TEXT SHOWN -
◇ ◇ ◇ ◇
The mysterious alchemy of egg whites manifesting themselves into an angel food cake was always intimidating to me. Even when I got my Artisan mixer, which took all the mystery out of things like making bread and pasta to the point that I make them regularly – for the most part without the mixer these days – an angel food cake was still a source of anxiety.
My mother used to present the frothing of egg whites as some sort of mystical process, with the cream of tartar the fairy dust that made the slimy whites grow into airy clouds of meringue. Of course she taught me the proper rituals that accompany such a ceremony: the sacred cleansings, the delicate approach, the proper reverence during the baking process.
By the time I was old enough to bake on my own, egg whites held almost the same terror as the confessional. The separation of white from yolk alone was enough to give you an ulcer. “Just a speck of shell or yolk will cause the entire batch to COLLAPSE,” my mother would stress as she stood over me, watching me flipping the yolk back and forth between the two shell halves, allowing the white to drip into a bowl below. Because, God forbid you waste a single egg with your clumsiness!
◇ ◇ ◇ ◇
Data for document structure recognition -
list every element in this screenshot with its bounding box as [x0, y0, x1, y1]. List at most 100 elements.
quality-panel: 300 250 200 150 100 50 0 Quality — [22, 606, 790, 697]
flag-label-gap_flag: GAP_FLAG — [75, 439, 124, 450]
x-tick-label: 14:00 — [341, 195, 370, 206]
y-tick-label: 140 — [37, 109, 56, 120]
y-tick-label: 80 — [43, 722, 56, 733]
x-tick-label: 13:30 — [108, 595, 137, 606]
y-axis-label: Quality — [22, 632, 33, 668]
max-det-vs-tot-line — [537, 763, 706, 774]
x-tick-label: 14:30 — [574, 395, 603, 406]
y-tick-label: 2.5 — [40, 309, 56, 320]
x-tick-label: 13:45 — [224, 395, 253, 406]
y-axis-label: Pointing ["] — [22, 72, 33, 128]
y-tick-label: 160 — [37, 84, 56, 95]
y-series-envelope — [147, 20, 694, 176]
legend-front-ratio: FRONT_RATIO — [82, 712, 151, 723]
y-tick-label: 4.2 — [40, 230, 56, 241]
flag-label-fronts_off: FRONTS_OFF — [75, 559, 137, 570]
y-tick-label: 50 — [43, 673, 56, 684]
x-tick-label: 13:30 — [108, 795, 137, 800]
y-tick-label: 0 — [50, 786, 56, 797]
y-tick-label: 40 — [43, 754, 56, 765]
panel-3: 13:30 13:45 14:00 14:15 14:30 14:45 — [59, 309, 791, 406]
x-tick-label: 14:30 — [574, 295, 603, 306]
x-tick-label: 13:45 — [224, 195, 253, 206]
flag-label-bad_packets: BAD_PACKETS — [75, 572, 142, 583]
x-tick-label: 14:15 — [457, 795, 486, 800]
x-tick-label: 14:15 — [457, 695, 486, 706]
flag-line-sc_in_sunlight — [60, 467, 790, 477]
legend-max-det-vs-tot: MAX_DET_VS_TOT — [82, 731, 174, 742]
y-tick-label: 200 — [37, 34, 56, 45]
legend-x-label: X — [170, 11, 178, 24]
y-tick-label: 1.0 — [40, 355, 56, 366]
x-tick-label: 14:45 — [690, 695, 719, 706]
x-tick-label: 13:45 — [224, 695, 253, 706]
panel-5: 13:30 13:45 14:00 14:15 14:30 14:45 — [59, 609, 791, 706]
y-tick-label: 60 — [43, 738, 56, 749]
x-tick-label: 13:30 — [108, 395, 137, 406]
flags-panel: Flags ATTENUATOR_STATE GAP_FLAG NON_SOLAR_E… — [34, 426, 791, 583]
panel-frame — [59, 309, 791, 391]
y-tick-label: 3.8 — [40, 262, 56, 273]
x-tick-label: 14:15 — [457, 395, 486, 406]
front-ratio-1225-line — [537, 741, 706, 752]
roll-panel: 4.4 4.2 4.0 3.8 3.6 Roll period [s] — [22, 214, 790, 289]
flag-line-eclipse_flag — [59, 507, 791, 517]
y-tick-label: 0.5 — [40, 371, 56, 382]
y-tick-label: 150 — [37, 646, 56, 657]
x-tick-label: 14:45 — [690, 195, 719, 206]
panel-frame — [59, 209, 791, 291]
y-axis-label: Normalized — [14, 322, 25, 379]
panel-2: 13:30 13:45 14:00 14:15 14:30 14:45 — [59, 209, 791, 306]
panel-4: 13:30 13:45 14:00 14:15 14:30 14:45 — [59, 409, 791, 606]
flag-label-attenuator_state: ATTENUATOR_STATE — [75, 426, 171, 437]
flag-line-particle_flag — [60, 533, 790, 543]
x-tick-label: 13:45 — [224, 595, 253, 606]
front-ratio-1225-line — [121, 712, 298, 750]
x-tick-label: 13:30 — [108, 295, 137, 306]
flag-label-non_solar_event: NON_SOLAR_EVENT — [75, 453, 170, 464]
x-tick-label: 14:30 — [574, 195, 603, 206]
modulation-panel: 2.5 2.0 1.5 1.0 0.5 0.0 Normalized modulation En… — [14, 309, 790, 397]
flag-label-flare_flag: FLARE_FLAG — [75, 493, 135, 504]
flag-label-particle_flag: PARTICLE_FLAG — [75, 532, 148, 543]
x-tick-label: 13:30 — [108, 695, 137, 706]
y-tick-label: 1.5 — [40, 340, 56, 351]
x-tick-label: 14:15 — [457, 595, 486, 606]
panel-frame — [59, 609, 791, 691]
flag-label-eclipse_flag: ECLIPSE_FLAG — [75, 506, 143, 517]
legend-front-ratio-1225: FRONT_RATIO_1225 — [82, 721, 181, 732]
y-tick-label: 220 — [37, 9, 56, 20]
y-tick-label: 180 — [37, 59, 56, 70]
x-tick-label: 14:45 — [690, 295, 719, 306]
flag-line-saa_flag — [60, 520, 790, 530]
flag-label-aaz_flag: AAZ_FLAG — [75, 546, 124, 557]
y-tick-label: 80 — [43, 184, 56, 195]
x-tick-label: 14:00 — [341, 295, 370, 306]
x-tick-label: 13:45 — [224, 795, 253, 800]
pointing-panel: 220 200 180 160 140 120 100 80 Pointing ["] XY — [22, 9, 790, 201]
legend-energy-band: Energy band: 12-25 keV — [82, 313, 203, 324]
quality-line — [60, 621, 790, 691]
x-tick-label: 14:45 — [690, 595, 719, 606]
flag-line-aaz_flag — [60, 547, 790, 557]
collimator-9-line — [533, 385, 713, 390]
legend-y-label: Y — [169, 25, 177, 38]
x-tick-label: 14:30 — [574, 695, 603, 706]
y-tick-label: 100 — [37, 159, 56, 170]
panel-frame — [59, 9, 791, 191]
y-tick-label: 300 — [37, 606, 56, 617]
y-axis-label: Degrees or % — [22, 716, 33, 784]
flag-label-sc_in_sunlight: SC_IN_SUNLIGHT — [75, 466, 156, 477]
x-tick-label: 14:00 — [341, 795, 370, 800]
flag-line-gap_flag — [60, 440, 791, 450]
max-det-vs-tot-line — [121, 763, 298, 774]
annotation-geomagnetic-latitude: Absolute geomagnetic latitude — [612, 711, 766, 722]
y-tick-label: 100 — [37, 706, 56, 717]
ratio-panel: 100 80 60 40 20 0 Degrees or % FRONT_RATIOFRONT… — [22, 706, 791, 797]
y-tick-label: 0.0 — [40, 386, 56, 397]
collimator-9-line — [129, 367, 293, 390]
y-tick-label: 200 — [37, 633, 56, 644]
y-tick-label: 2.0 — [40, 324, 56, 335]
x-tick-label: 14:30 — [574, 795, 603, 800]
◇ ◇ ◇ ◇
Copy word for word the passage on egg whites from "My mother used" up to and including "with your clumsiness!". The lines above are separate material and stand apart from the text.

OUTPUT FOR THIS TASK -
My mother used to present the frothing of egg whites as some sort of mystical process, with the cream of tartar the fairy dust that made the slimy whites grow into airy clouds of meringue. Of course she taught me the proper rituals that accompany such a ceremony: the sacred cleansings, the delicate approach, the proper reverence during the baking process.
By the time I was old enough to bake on my own, egg whites held almost the same terror as the confessional. The separation of white from yolk alone was enough to give you an ulcer. “Just a speck of shell or yolk will cause the entire batch to COLLAPSE,” my mother would stress as she stood over me, watching me flipping the yolk back and forth between the two shell halves, allowing the white to drip into a bowl below. Because, God forbid you waste a single egg with your clumsiness!